- **Task requirements**
Reproduce each line exactly, including spacing and punctuation.
-=-=-=-=-
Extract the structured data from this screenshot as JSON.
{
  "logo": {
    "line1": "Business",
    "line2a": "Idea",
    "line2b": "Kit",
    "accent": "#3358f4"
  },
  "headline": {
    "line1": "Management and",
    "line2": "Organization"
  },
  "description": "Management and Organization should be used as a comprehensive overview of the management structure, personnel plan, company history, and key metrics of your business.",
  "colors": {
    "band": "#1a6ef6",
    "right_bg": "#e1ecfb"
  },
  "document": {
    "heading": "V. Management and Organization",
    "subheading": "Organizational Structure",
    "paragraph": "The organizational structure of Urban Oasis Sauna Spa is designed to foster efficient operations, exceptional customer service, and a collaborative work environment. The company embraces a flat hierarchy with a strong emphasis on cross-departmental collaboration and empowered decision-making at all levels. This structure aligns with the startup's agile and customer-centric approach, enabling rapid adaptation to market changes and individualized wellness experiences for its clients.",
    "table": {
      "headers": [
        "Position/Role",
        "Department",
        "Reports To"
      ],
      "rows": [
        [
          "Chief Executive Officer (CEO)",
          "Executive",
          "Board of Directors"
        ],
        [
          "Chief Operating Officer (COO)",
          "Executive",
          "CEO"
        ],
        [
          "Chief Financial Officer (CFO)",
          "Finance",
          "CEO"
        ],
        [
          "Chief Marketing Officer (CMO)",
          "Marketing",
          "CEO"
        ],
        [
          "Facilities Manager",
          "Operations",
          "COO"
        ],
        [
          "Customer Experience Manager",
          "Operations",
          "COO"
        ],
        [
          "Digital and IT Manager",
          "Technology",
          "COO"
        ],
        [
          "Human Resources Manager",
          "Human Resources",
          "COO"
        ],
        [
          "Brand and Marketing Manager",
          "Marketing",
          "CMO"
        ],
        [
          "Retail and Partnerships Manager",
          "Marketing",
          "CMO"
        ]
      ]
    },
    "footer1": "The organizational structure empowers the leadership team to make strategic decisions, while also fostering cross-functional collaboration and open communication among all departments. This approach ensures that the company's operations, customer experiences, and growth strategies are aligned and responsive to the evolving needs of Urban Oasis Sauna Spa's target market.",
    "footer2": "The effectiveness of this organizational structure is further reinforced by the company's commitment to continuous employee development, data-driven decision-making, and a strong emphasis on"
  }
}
-=-=-=-=-
- **Solution**
Extract the structured data from this screenshot as JSON.
{
  "logo": {
    "line1": "Business",
    "line2a": "Idea",
    "line2b": "Kit",
    "accent": "#3358f4"
  },
  "headline": {
    "line1": "Management and",
    "line2": "Organization"
  },
  "description": "Management and Organization should be used as a comprehensive overview of the management structure, personnel plan, company history, and key metrics of your business.",
  "colors": {
    "band": "#1a6ef6",
    "right_bg": "#e1ecfb"
  },
  "document": {
    "heading": "V. Management and Organization",
    "subheading": "Organizational Structure",
    "paragraph": "The organizational structure of Urban Oasis Sauna Spa is designed to foster efficient operations, exceptional customer service, and a collaborative work environment. The company embraces a flat hierarchy with a strong emphasis on cross-departmental collaboration and empowered decision-making at all levels. This structure aligns with the startup's agile and customer-centric approach, enabling rapid adaptation to market changes and individualized wellness experiences for its clients.",
    "table": {
      "headers": [
        "Position/Role",
        "Department",
        "Reports To"
      ],
      "rows": [
        [
          "Chief Executive Officer (CEO)",
          "Executive",
          "Board of Directors"
        ],
        [
          "Chief Operating Officer (COO)",
          "Executive",
          "CEO"
        ],
        [
          "Chief Financial Officer (CFO)",
          "Finance",
          "CEO"
        ],
        [
          "Chief Marketing Officer (CMO)",
          "Marketing",
          "CEO"
        ],
        [
          "Facilities Manager",
          "Operations",
          "COO"
        ],
        [
          "Customer Experience Manager",
          "Operations",
          "COO"
        ],
        [
          "Digital and IT Manager",
          "Technology",
          "COO"
        ],
        [
          "Human Resources Manager",
          "Human Resources",
          "COO"
        ],
        [
          "Brand and Marketing Manager",
          "Marketing",
          "CMO"
        ],
        [
          "Retail and Partnerships Manager",
          "Marketing",
          "CMO"
        ]
      ]
    },
    "footer1": "The organizational structure empowers the leadership team to make strategic decisions, while also fostering cross-functional collaboration and open communication among all departments. This approach ensures that the company's operations, customer experiences, and growth strategies are aligned and responsive to the evolving needs of Urban Oasis Sauna Spa's target market.",
    "footer2": "The effectiveness of this organizational structure is further reinforced by the company's commitment to continuous employee development, data-driven decision-making, and a strong emphasis on"
  }
}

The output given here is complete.